··· Records to use ···
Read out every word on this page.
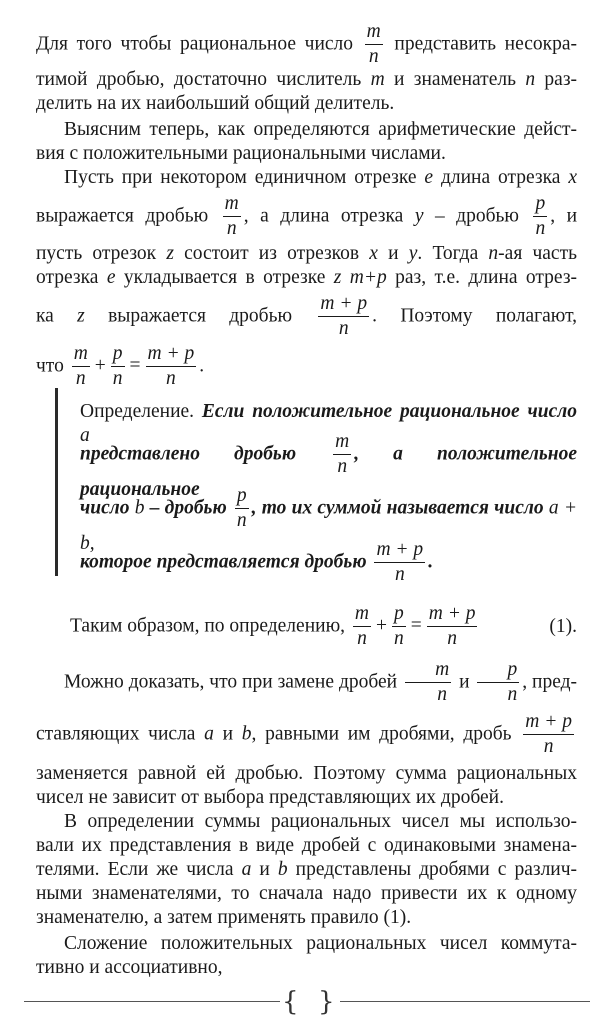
Для того чтобы рациональное число $\frac{m}{n}$ представить несокра-
тимой дробью, достаточно числитель m и знаменатель n раз-
делить на их наибольший общий делитель.
Выясним теперь, как определяются арифметические дейст-
вия с положительными рациональными числами.
Пусть при некотором единичном отрезке e длина отрезка x
выражается дробью $\frac{m}{n}$ , а длина отрезка y – дробью $\frac{p}{n}$ , и
пусть отрезок z состоит из отрезков x и y. Тогда n-ая часть
отрезка e укладывается в отрезке z m+p раз, т.е. длина отрез-
ка z выражается дробью $\frac{m + p}{n}$ . Поэтому полагают,
что $\frac{m}{n} + \frac{p}{n} = \frac{m + p}{n}$ .
Определение. Если положительное рациональное число a
представлено дробью $\frac{m}{n}$ , а положительное рациональное
число b – дробью $\frac{p}{n}$ , то их суммой называется число a + b,
которое представляется дробью $\frac{m + p}{n}$ .
Таким образом, по определению, $\frac{m}{n} + \frac{p}{n} = \frac{m + p}{n}$	(1).
Можно доказать, что при замене дробей $\frac{m}{n}$ и $\frac{p}{n}$ , пред-
ставляющих числа a и b, равными им дробями, дробь $\frac{m + p}{n}$
заменяется равной ей дробью. Поэтому сумма рациональных
чисел не зависит от выбора представляющих их дробей.
В определении суммы рациональных чисел мы использо-
вали их представления в виде дробей с одинаковыми знамена-
телями. Если же числа a и b представлены дробями с различ-
ными знаменателями, то сначала надо привести их к одному
знаменателю, а затем применять правило (1).
Сложение положительных рациональных чисел коммута-
тивно и ассоциативно,
{ }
···
## Brief
Restate each line of the records exactly; pictures do not belong in the copy.

## Written answer
Read out every word on this page.
Для того чтобы рациональное число $\frac{m}{n}$ представить несокра-
тимой дробью, достаточно числитель m и знаменатель n раз-
делить на их наибольший общий делитель.
Выясним теперь, как определяются арифметические дейст-
вия с положительными рациональными числами.
Пусть при некотором единичном отрезке e длина отрезка x
выражается дробью $\frac{m}{n}$ , а длина отрезка y – дробью $\frac{p}{n}$ , и
пусть отрезок z состоит из отрезков x и y. Тогда n-ая часть
отрезка e укладывается в отрезке z m+p раз, т.е. длина отрез-
ка z выражается дробью $\frac{m + p}{n}$ . Поэтому полагают,
что $\frac{m}{n} + \frac{p}{n} = \frac{m + p}{n}$ .
Определение. Если положительное рациональное число a
представлено дробью $\frac{m}{n}$ , а положительное рациональное
число b – дробью $\frac{p}{n}$ , то их суммой называется число a + b,
которое представляется дробью $\frac{m + p}{n}$ .
Таким образом, по определению, $\frac{m}{n} + \frac{p}{n} = \frac{m + p}{n}$	(1).
Можно доказать, что при замене дробей $\frac{m}{n}$ и $\frac{p}{n}$ , пред-
ставляющих числа a и b, равными им дробями, дробь $\frac{m + p}{n}$
заменяется равной ей дробью. Поэтому сумма рациональных
чисел не зависит от выбора представляющих их дробей.
В определении суммы рациональных чисел мы использо-
вали их представления в виде дробей с одинаковыми знамена-
телями. Если же числа a и b представлены дробями с различ-
ными знаменателями, то сначала надо привести их к одному
знаменателю, а затем применять правило (1).
Сложение положительных рациональных чисел коммута-
тивно и ассоциативно,
{ }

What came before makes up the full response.